Quote the listing below in its entirety.

[Records contained in a dataset]
****************************************

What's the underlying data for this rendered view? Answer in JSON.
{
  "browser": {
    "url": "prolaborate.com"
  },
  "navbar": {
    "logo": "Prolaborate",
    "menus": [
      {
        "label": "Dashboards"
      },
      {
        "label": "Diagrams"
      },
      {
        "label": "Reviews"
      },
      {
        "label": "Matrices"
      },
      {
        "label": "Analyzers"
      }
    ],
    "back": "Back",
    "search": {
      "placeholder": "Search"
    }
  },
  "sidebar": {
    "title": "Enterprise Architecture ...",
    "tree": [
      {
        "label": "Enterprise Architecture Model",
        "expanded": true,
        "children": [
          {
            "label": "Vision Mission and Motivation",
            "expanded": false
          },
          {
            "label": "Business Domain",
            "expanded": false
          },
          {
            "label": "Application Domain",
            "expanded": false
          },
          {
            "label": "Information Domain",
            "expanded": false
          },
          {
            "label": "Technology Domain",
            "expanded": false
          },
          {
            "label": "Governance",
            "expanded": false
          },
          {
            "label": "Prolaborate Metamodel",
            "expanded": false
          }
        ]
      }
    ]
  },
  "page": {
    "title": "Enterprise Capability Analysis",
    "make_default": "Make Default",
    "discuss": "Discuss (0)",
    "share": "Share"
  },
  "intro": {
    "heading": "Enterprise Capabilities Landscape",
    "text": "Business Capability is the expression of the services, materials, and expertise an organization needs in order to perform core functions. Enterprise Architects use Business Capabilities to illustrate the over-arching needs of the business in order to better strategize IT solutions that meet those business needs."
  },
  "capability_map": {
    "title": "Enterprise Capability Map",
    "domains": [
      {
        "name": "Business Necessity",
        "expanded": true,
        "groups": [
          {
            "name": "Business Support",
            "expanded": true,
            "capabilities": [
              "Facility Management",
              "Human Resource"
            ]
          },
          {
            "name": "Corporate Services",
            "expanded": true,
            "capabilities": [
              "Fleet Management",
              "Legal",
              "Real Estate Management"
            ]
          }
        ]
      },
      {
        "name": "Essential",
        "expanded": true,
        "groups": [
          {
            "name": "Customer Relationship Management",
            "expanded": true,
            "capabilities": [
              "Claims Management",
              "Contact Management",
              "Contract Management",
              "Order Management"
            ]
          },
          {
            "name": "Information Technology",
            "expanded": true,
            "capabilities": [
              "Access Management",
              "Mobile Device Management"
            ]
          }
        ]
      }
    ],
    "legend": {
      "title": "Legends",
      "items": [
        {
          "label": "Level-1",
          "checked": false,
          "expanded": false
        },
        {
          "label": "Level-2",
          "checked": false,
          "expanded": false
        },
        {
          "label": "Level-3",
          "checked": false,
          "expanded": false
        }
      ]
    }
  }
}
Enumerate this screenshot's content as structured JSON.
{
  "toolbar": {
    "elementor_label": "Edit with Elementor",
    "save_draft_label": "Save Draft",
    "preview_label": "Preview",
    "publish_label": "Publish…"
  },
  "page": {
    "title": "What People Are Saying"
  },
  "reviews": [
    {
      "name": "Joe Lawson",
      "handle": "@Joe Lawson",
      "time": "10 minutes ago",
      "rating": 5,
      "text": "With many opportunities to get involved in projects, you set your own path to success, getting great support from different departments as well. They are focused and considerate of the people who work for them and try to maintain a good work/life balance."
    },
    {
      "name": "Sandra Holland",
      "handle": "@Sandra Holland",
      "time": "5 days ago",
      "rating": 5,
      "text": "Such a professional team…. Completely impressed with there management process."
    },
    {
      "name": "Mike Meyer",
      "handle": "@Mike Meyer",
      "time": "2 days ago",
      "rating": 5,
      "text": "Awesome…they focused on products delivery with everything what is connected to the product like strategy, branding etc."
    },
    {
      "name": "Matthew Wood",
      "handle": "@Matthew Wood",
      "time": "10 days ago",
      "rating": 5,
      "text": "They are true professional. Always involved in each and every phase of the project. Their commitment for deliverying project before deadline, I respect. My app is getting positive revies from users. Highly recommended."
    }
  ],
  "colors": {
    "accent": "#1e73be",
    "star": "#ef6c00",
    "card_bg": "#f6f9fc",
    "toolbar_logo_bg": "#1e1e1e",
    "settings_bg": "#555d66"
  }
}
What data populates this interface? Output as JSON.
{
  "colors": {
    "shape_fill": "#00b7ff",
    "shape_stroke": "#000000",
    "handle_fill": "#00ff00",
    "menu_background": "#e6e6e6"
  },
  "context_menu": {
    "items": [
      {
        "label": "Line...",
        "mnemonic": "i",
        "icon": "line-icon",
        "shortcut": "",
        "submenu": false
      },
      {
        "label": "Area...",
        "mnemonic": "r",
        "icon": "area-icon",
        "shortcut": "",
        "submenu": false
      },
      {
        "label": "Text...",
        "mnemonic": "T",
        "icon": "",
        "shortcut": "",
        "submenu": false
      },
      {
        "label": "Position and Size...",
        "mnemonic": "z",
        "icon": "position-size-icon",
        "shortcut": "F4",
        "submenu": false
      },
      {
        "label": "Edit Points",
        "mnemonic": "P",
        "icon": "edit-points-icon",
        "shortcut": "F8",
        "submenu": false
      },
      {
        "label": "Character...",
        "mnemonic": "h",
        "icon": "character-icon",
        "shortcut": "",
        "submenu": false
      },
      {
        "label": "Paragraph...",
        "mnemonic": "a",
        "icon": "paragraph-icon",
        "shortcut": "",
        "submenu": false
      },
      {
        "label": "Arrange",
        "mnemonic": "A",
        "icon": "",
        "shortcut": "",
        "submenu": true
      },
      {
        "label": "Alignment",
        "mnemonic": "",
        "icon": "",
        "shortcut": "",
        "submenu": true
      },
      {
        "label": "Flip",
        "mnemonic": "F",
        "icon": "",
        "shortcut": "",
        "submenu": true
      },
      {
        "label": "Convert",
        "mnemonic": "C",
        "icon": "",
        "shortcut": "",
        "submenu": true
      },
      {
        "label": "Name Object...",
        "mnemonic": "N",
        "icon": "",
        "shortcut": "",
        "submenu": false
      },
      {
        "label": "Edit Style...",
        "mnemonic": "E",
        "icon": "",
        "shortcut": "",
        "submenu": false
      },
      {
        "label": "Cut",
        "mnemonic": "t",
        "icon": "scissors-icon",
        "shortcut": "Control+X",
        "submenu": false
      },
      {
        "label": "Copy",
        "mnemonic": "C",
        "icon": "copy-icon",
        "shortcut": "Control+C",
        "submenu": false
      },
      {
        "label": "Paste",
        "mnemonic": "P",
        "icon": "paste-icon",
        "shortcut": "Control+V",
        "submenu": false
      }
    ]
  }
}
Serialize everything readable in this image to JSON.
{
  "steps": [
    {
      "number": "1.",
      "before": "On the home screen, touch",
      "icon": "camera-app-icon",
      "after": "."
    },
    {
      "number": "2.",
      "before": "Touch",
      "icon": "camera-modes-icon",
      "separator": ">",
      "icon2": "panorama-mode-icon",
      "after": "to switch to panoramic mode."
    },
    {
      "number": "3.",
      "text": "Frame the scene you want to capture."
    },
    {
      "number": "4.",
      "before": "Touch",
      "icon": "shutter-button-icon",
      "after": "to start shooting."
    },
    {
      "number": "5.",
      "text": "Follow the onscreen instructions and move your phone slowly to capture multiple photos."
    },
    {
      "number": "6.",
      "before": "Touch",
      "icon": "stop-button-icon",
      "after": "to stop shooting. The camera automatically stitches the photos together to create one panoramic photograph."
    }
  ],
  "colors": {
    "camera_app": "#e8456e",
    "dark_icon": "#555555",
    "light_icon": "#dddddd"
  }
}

****************************************

## [Written answer]
What's the underlying data for this rendered view? Answer in JSON.
{
  "browser": {
    "url": "prolaborate.com"
  },
  "navbar": {
    "logo": "Prolaborate",
    "menus": [
      {
        "label": "Dashboards"
      },
      {
        "label": "Diagrams"
      },
      {
        "label": "Reviews"
      },
      {
        "label": "Matrices"
      },
      {
        "label": "Analyzers"
      }
    ],
    "back": "Back",
    "search": {
      "placeholder": "Search"
    }
  },
  "sidebar": {
    "title": "Enterprise Architecture ...",
    "tree": [
      {
        "label": "Enterprise Architecture Model",
        "expanded": true,
        "children": [
          {
            "label": "Vision Mission and Motivation",
            "expanded": false
          },
          {
            "label": "Business Domain",
            "expanded": false
          },
          {
            "label": "Application Domain",
            "expanded": false
          },
          {
            "label": "Information Domain",
            "expanded": false
          },
          {
            "label": "Technology Domain",
            "expanded": false
          },
          {
            "label": "Governance",
            "expanded": false
          },
          {
            "label": "Prolaborate Metamodel",
            "expanded": false
          }
        ]
      }
    ]
  },
  "page": {
    "title": "Enterprise Capability Analysis",
    "make_default": "Make Default",
    "discuss": "Discuss (0)",
    "share": "Share"
  },
  "intro": {
    "heading": "Enterprise Capabilities Landscape",
    "text": "Business Capability is the expression of the services, materials, and expertise an organization needs in order to perform core functions. Enterprise Architects use Business Capabilities to illustrate the over-arching needs of the business in order to better strategize IT solutions that meet those business needs."
  },
  "capability_map": {
    "title": "Enterprise Capability Map",
    "domains": [
      {
        "name": "Business Necessity",
        "expanded": true,
        "groups": [
          {
            "name": "Business Support",
            "expanded": true,
            "capabilities": [
              "Facility Management",
              "Human Resource"
            ]
          },
          {
            "name": "Corporate Services",
            "expanded": true,
            "capabilities": [
              "Fleet Management",
              "Legal",
              "Real Estate Management"
            ]
          }
        ]
      },
      {
        "name": "Essential",
        "expanded": true,
        "groups": [
          {
            "name": "Customer Relationship Management",
            "expanded": true,
            "capabilities": [
              "Claims Management",
              "Contact Management",
              "Contract Management",
              "Order Management"
            ]
          },
          {
            "name": "Information Technology",
            "expanded": true,
            "capabilities": [
              "Access Management",
              "Mobile Device Management"
            ]
          }
        ]
      }
    ],
    "legend": {
      "title": "Legends",
      "items": [
        {
          "label": "Level-1",
          "checked": false,
          "expanded": false
        },
        {
          "label": "Level-2",
          "checked": false,
          "expanded": false
        },
        {
          "label": "Level-3",
          "checked": false,
          "expanded": false
        }
      ]
    }
  }
}
Enumerate this screenshot's content as structured JSON.
{
  "toolbar": {
    "elementor_label": "Edit with Elementor",
    "save_draft_label": "Save Draft",
    "preview_label": "Preview",
    "publish_label": "Publish…"
  },
  "page": {
    "title": "What People Are Saying"
  },
  "reviews": [
    {
      "name": "Joe Lawson",
      "handle": "@Joe Lawson",
      "time": "10 minutes ago",
      "rating": 5,
      "text": "With many opportunities to get involved in projects, you set your own path to success, getting great support from different departments as well. They are focused and considerate of the people who work for them and try to maintain a good work/life balance."
    },
    {
      "name": "Sandra Holland",
      "handle": "@Sandra Holland",
      "time": "5 days ago",
      "rating": 5,
      "text": "Such a professional team…. Completely impressed with there management process."
    },
    {
      "name": "Mike Meyer",
      "handle": "@Mike Meyer",
      "time": "2 days ago",
      "rating": 5,
      "text": "Awesome…they focused on products delivery with everything what is connected to the product like strategy, branding etc."
    },
    {
      "name": "Matthew Wood",
      "handle": "@Matthew Wood",
      "time": "10 days ago",
      "rating": 5,
      "text": "They are true professional. Always involved in each and every phase of the project. Their commitment for deliverying project before deadline, I respect. My app is getting positive revies from users. Highly recommended."
    }
  ],
  "colors": {
    "accent": "#1e73be",
    "star": "#ef6c00",
    "card_bg": "#f6f9fc",
    "toolbar_logo_bg": "#1e1e1e",
    "settings_bg": "#555d66"
  }
}
What data populates this interface? Output as JSON.
{
  "colors": {
    "shape_fill": "#00b7ff",
    "shape_stroke": "#000000",
    "handle_fill": "#00ff00",
    "menu_background": "#e6e6e6"
  },
  "context_menu": {
    "items": [
      {
        "label": "Line...",
        "mnemonic": "i",
        "icon": "line-icon",
        "shortcut": "",
        "submenu": false
      },
      {
        "label": "Area...",
        "mnemonic": "r",
        "icon": "area-icon",
        "shortcut": "",
        "submenu": false
      },
      {
        "label": "Text...",
        "mnemonic": "T",
        "icon": "",
        "shortcut": "",
        "submenu": false
      },
      {
        "label": "Position and Size...",
        "mnemonic": "z",
        "icon": "position-size-icon",
        "shortcut": "F4",
        "submenu": false
      },
      {
        "label": "Edit Points",
        "mnemonic": "P",
        "icon": "edit-points-icon",
        "shortcut": "F8",
        "submenu": false
      },
      {
        "label": "Character...",
        "mnemonic": "h",
        "icon": "character-icon",
        "shortcut": "",
        "submenu": false
      },
      {
        "label": "Paragraph...",
        "mnemonic": "a",
        "icon": "paragraph-icon",
        "shortcut": "",
        "submenu": false
      },
      {
        "label": "Arrange",
        "mnemonic": "A",
        "icon": "",
        "shortcut": "",
        "submenu": true
      },
      {
        "label": "Alignment",
        "mnemonic": "",
        "icon": "",
        "shortcut": "",
        "submenu": true
      },
      {
        "label": "Flip",
        "mnemonic": "F",
        "icon": "",
        "shortcut": "",
        "submenu": true
      },
      {
        "label": "Convert",
        "mnemonic": "C",
        "icon": "",
        "shortcut": "",
        "submenu": true
      },
      {
        "label": "Name Object...",
        "mnemonic": "N",
        "icon": "",
        "shortcut": "",
        "submenu": false
      },
      {
        "label": "Edit Style...",
        "mnemonic": "E",
        "icon": "",
        "shortcut": "",
        "submenu": false
      },
      {
        "label": "Cut",
        "mnemonic": "t",
        "icon": "scissors-icon",
        "shortcut": "Control+X",
        "submenu": false
      },
      {
        "label": "Copy",
        "mnemonic": "C",
        "icon": "copy-icon",
        "shortcut": "Control+C",
        "submenu": false
      },
      {
        "label": "Paste",
        "mnemonic": "P",
        "icon": "paste-icon",
        "shortcut": "Control+V",
        "submenu": false
      }
    ]
  }
}
Serialize everything readable in this image to JSON.
{
  "steps": [
    {
      "number": "1.",
      "before": "On the home screen, touch",
      "icon": "camera-app-icon",
      "after": "."
    },
    {
      "number": "2.",
      "before": "Touch",
      "icon": "camera-modes-icon",
      "separator": ">",
      "icon2": "panorama-mode-icon",
      "after": "to switch to panoramic mode."
    },
    {
      "number": "3.",
      "text": "Frame the scene you want to capture."
    },
    {
      "number": "4.",
      "before": "Touch",
      "icon": "shutter-button-icon",
      "after": "to start shooting."
    },
    {
      "number": "5.",
      "text": "Follow the onscreen instructions and move your phone slowly to capture multiple photos."
    },
    {
      "number": "6.",
      "before": "Touch",
      "icon": "stop-button-icon",
      "after": "to stop shooting. The camera automatically stitches the photos together to create one panoramic photograph."
    }
  ],
  "colors": {
    "camera_app": "#e8456e",
    "dark_icon": "#555555",
    "light_icon": "#dddddd"
  }
}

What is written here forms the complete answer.